• [Written exercise]: Gather all lines with "ROZPRACOVANÉ" from the records.

• [Input rows]:
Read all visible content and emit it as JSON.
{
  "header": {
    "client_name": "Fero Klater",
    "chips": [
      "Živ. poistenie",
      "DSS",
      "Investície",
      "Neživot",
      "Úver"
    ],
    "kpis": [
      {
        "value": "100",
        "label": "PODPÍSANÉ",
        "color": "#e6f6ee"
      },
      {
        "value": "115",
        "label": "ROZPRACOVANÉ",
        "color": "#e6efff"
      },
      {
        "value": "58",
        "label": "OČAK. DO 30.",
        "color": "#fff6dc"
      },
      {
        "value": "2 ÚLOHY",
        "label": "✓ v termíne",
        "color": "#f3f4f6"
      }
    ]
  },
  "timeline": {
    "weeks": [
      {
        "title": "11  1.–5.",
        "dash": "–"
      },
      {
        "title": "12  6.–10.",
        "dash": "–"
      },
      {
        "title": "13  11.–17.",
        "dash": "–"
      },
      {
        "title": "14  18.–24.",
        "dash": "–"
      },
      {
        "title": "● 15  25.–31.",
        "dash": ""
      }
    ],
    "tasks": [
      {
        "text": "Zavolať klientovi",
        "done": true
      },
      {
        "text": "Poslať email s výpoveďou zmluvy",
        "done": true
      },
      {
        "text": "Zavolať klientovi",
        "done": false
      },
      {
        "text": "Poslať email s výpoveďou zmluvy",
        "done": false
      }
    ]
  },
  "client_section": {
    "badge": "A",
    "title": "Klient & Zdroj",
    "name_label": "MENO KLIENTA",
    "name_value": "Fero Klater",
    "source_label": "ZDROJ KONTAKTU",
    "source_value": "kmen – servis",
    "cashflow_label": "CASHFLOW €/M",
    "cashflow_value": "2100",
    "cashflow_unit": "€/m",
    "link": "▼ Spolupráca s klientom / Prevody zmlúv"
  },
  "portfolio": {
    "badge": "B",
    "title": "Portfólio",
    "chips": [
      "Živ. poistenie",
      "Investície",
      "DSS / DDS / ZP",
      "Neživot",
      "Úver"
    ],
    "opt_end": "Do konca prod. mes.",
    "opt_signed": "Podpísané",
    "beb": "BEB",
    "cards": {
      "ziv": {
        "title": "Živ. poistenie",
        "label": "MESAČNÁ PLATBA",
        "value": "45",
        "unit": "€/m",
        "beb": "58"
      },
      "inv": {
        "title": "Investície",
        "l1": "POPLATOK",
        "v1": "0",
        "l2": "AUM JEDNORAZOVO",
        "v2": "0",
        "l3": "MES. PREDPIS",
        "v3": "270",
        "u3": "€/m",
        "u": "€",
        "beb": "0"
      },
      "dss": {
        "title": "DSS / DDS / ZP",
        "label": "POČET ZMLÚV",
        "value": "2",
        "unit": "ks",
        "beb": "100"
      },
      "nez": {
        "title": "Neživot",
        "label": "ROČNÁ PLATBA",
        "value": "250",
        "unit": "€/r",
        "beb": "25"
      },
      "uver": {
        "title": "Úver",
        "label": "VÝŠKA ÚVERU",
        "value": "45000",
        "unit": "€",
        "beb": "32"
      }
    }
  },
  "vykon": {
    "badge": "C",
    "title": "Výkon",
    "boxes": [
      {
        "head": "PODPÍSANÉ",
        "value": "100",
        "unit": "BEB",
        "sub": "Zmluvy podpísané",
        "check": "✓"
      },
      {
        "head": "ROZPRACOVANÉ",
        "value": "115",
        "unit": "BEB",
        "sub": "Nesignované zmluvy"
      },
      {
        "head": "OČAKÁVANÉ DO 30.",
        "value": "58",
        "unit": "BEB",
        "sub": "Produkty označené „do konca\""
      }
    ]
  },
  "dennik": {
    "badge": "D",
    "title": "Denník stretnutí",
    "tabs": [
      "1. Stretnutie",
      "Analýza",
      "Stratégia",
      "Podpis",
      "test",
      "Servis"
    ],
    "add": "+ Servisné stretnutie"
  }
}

• [In response]:
        "label": "ROZPRACOVANÉ",
        "head": "ROZPRACOVANÉ",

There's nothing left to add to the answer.